### [Document text]
########
Saturday, April 04, 2015

New Dynamics at South African Higher Education Institutions: Why is SASCO Limping?
READERS' FORUM: CHINA DODOVU
ANC Today, April 2-9, 2015

Comrade China Dodovu is a member of the ANC in the North West Province

In the past few weeks, two major events of historic significance have taken place in our institutions of higher learning, creating a feeling of nostalgia about the relentless struggles waged by the students to transform our universities from ivory towers to peoples' campuses.

Firstly, the heroic and stupendous "Rhodes Must Fall Campaign" unleashed by the University of Cape Town (UCT) students for the removal of the statue of arch-colonialist, Cecil John Rhodes has exposed the levels of hostility, animosity and disjuncture between white and black students at our universities on how they view our historic past, our current conjecture and the future of our higher education system.

Secondly, the humiliating defeat of the ANC-aligned student formation, South African Student Congress (SASCO) at the hands of the newly formed Economic Freedom Fighters Student Command (EFFSC) at the Vaal University of Technology (VUT) has not only heralded a new epoch and dynamic in the student body politic for the contestation of power but equally has profound and far-reaching implications for transformation of in post-school institutions.

Before the dawn of the new constitutional dispensation in 1994, various student formations were established at tertiary institutions invariably to unite students around educational, political, social, and cultural issues which affected them and to ostensibly promote the students' role as vanguards in the struggle for liberation.

As the student formations waged epic battles to fight academic repression, exclusions and expulsions, the ongoing skirmishes between the students and the campus authorities who mobilized the police and the army to deal with the revolts compounded the tertiary education problems which reached crisis proportions.
########
### [Supplied material]

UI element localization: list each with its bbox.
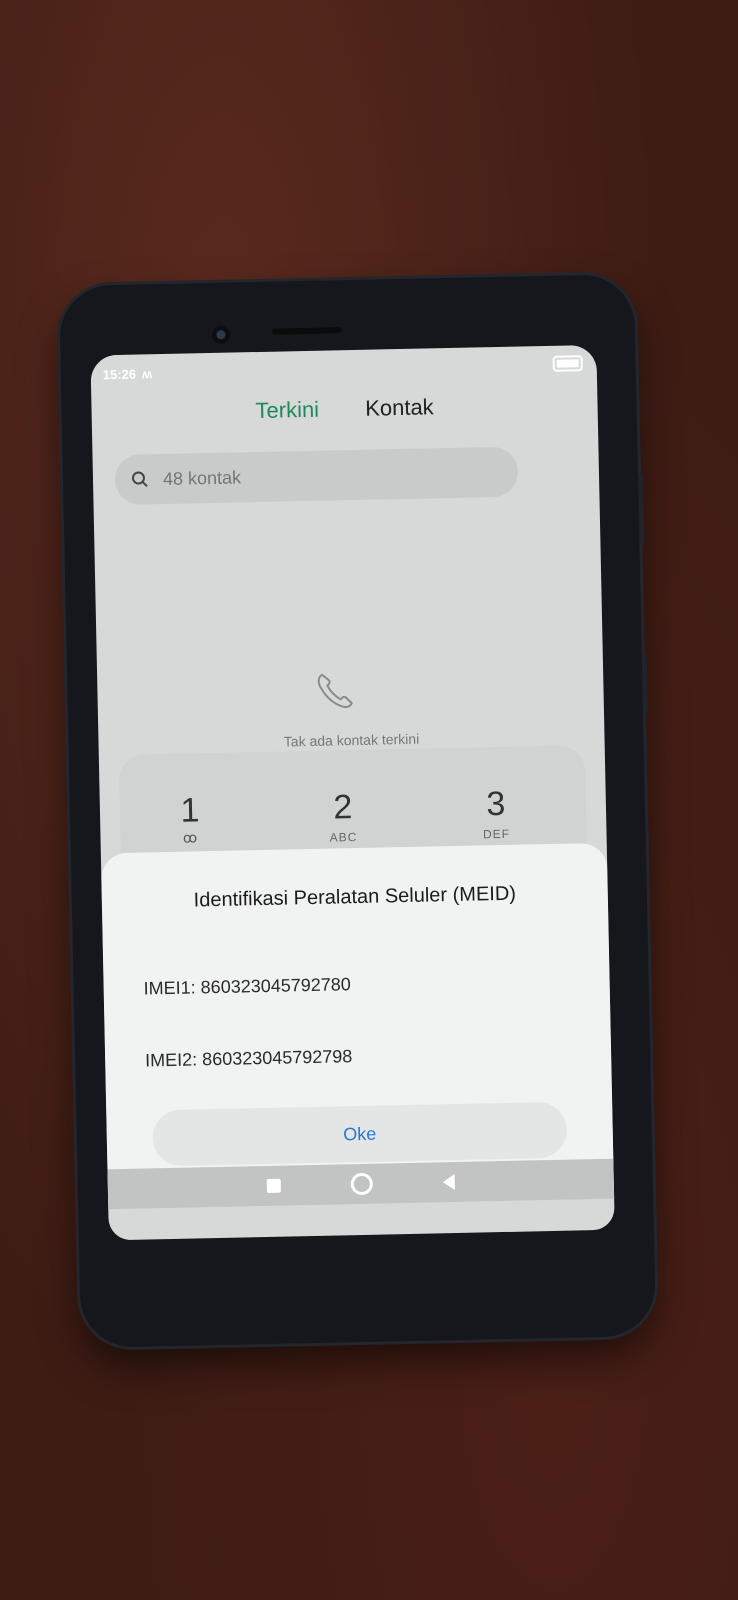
- ok-button[interactable]: Oke: [152, 1101, 568, 1167]
- dialog-title: Identifikasi Peralatan Seluler (MEID): [193, 882, 517, 912]
- phone-handset-icon: [317, 673, 353, 709]
- recents-icon[interactable]: [266, 1178, 281, 1193]
- key-digit: 3: [486, 784, 506, 824]
- tab-bar: Terkini Kontak: [91, 391, 597, 428]
- front-camera: [211, 325, 231, 344]
- key-letters: ABC: [329, 830, 358, 845]
- key-digit: 2: [333, 788, 353, 827]
- search-input[interactable]: [160, 461, 466, 491]
- key-letters: DEF: [482, 826, 511, 842]
- phone-screen: 15:26ʍ Terkini Kontak Tak ada kontak ter…: [90, 344, 615, 1241]
- back-icon[interactable]: [442, 1174, 455, 1191]
- tab-terkini[interactable]: Terkini: [255, 397, 319, 424]
- key-2[interactable]: 2 ABC: [283, 787, 404, 846]
- power-button: [641, 653, 649, 714]
- meid-dialog: Identifikasi Peralatan Seluler (MEID) IM…: [100, 842, 615, 1210]
- phone-device: 15:26ʍ Terkini Kontak Tak ada kontak ter…: [58, 274, 657, 1348]
- battery-icon: [552, 355, 583, 372]
- earpiece-speaker: [271, 327, 342, 335]
- imei1-text: IMEI1: 860323045792780: [143, 974, 352, 999]
- volume-button: [638, 473, 645, 545]
- home-icon[interactable]: [350, 1172, 374, 1196]
- key-1[interactable]: 1 ꝏ: [130, 790, 251, 848]
- search-bar[interactable]: [114, 446, 519, 506]
- status-bar: 15:26 ʍ: [103, 366, 153, 382]
- key-3[interactable]: 3 DEF: [436, 784, 557, 843]
- m-icon: ʍ: [141, 366, 153, 382]
- imei2-text: IMEI2: 860323045792798: [144, 1046, 353, 1071]
- status-time: 15:26: [102, 366, 137, 383]
- key-digit: 1: [180, 791, 200, 830]
- search-icon: [131, 471, 148, 488]
- tab-kontak[interactable]: Kontak: [365, 394, 434, 421]
- navigation-bar: [107, 1158, 615, 1210]
- voicemail-icon: ꝏ: [182, 829, 199, 846]
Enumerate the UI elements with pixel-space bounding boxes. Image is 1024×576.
########
### [Required tasks]
A - Do these statements agree with the article on SASCO? Answer yes or no for each, quoting the words from the article that decide it. (i) The Rhodes Must Fall Campaign was started by University of Cape Town students. (ii) SASCO defeated the EFFSC at the Vaal University of Technology. (iii) Campus authorities mobilized the police and the army against student revolts.
B - Duplicate the part of the records that opens with the line containing "- ok-button[interactable]: Oke: [152, 1101, 568, 1167]" and closes with the line containing "- tab-kontak[interactable]: Kontak: [365, 394, 434, 421]".
The records bear no relation to the article on SASCO.

### [List of solutions]
A -
(i) Yes: "the heroic and stupendous "Rhodes Must Fall Campaign" unleashed by the University of Cape Town (UCT) students"
(ii) No: "the humiliating defeat of the ANC-aligned student formation, South African Student Congress (SASCO) at the hands of the newly formed Economic Freedom Fighters Student Command (EFFSC) at the Vaal University of Technology (VUT)"
(iii) Yes: "the campus authorities who mobilized the police and the army to deal with the revolts"

B -
- ok-button[interactable]: Oke: [152, 1101, 568, 1167]
- dialog-title: Identifikasi Peralatan Seluler (MEID): [193, 882, 517, 912]
- phone-handset-icon: [317, 673, 353, 709]
- recents-icon[interactable]: [266, 1178, 281, 1193]
- key-digit: 3: [486, 784, 506, 824]
- tab-bar: Terkini Kontak: [91, 391, 597, 428]
- front-camera: [211, 325, 231, 344]
- key-letters: ABC: [329, 830, 358, 845]
- key-digit: 2: [333, 788, 353, 827]
- search-input[interactable]: [160, 461, 466, 491]
- key-letters: DEF: [482, 826, 511, 842]
- phone-screen: 15:26ʍ Terkini Kontak Tak ada kontak ter…: [90, 344, 615, 1241]
- back-icon[interactable]: [442, 1174, 455, 1191]
- tab-terkini[interactable]: Terkini: [255, 397, 319, 424]
- key-2[interactable]: 2 ABC: [283, 787, 404, 846]
- power-button: [641, 653, 649, 714]
- meid-dialog: Identifikasi Peralatan Seluler (MEID) IM…: [100, 842, 615, 1210]
- phone-device: 15:26ʍ Terkini Kontak Tak ada kontak ter…: [58, 274, 657, 1348]
- battery-icon: [552, 355, 583, 372]
- earpiece-speaker: [271, 327, 342, 335]
- imei1-text: IMEI1: 860323045792780: [143, 974, 352, 999]
- volume-button: [638, 473, 645, 545]
- home-icon[interactable]: [350, 1172, 374, 1196]
- key-1[interactable]: 1 ꝏ: [130, 790, 251, 848]
- search-bar[interactable]: [114, 446, 519, 506]
- status-bar: 15:26 ʍ: [103, 366, 153, 382]
- key-3[interactable]: 3 DEF: [436, 784, 557, 843]
- m-icon: ʍ: [141, 366, 153, 382]
- imei2-text: IMEI2: 860323045792798: [144, 1046, 353, 1071]
- status-time: 15:26: [102, 366, 137, 383]
- key-digit: 1: [180, 791, 200, 830]
- search-icon: [131, 471, 148, 488]
- tab-kontak[interactable]: Kontak: [365, 394, 434, 421]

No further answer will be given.